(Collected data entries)
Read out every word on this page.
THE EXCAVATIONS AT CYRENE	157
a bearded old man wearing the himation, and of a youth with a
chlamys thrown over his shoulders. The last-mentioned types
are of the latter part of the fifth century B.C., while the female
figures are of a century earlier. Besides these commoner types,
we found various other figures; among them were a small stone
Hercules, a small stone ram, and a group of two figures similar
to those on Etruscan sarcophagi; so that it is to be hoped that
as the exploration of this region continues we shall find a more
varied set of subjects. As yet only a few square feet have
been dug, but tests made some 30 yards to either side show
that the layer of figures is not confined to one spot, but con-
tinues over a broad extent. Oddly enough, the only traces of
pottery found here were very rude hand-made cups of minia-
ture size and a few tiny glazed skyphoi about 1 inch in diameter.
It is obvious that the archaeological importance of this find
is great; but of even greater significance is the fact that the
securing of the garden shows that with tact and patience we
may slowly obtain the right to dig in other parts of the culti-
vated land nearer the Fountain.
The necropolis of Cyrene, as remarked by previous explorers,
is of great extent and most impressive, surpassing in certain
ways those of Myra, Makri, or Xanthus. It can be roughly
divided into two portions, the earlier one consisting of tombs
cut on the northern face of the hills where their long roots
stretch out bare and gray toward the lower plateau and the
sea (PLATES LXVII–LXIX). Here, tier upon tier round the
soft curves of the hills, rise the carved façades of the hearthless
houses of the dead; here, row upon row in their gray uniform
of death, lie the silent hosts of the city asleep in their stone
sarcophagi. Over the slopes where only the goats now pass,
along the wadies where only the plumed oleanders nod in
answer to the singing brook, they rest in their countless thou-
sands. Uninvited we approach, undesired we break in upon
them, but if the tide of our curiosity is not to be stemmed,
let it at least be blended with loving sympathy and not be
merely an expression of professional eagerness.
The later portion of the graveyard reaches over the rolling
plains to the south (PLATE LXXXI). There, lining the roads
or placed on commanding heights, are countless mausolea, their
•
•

→ WHAT IS NEEDED
Repeat the material above exactly.

→ CORRECT OUTPUT
Read out every word on this page.
THE EXCAVATIONS AT CYRENE	157
a bearded old man wearing the himation, and of a youth with a
chlamys thrown over his shoulders. The last-mentioned types
are of the latter part of the fifth century B.C., while the female
figures are of a century earlier. Besides these commoner types,
we found various other figures; among them were a small stone
Hercules, a small stone ram, and a group of two figures similar
to those on Etruscan sarcophagi; so that it is to be hoped that
as the exploration of this region continues we shall find a more
varied set of subjects. As yet only a few square feet have
been dug, but tests made some 30 yards to either side show
that the layer of figures is not confined to one spot, but con-
tinues over a broad extent. Oddly enough, the only traces of
pottery found here were very rude hand-made cups of minia-
ture size and a few tiny glazed skyphoi about 1 inch in diameter.
It is obvious that the archaeological importance of this find
is great; but of even greater significance is the fact that the
securing of the garden shows that with tact and patience we
may slowly obtain the right to dig in other parts of the culti-
vated land nearer the Fountain.
The necropolis of Cyrene, as remarked by previous explorers,
is of great extent and most impressive, surpassing in certain
ways those of Myra, Makri, or Xanthus. It can be roughly
divided into two portions, the earlier one consisting of tombs
cut on the northern face of the hills where their long roots
stretch out bare and gray toward the lower plateau and the
sea (PLATES LXVII–LXIX). Here, tier upon tier round the
soft curves of the hills, rise the carved façades of the hearthless
houses of the dead; here, row upon row in their gray uniform
of death, lie the silent hosts of the city asleep in their stone
sarcophagi. Over the slopes where only the goats now pass,
along the wadies where only the plumed oleanders nod in
answer to the singing brook, they rest in their countless thou-
sands. Uninvited we approach, undesired we break in upon
them, but if the tide of our curiosity is not to be stemmed,
let it at least be blended with loving sympathy and not be
merely an expression of professional eagerness.
The later portion of the graveyard reaches over the rolling
plains to the south (PLATE LXXXI). There, lining the roads
or placed on commanding heights, are countless mausolea, their
•
•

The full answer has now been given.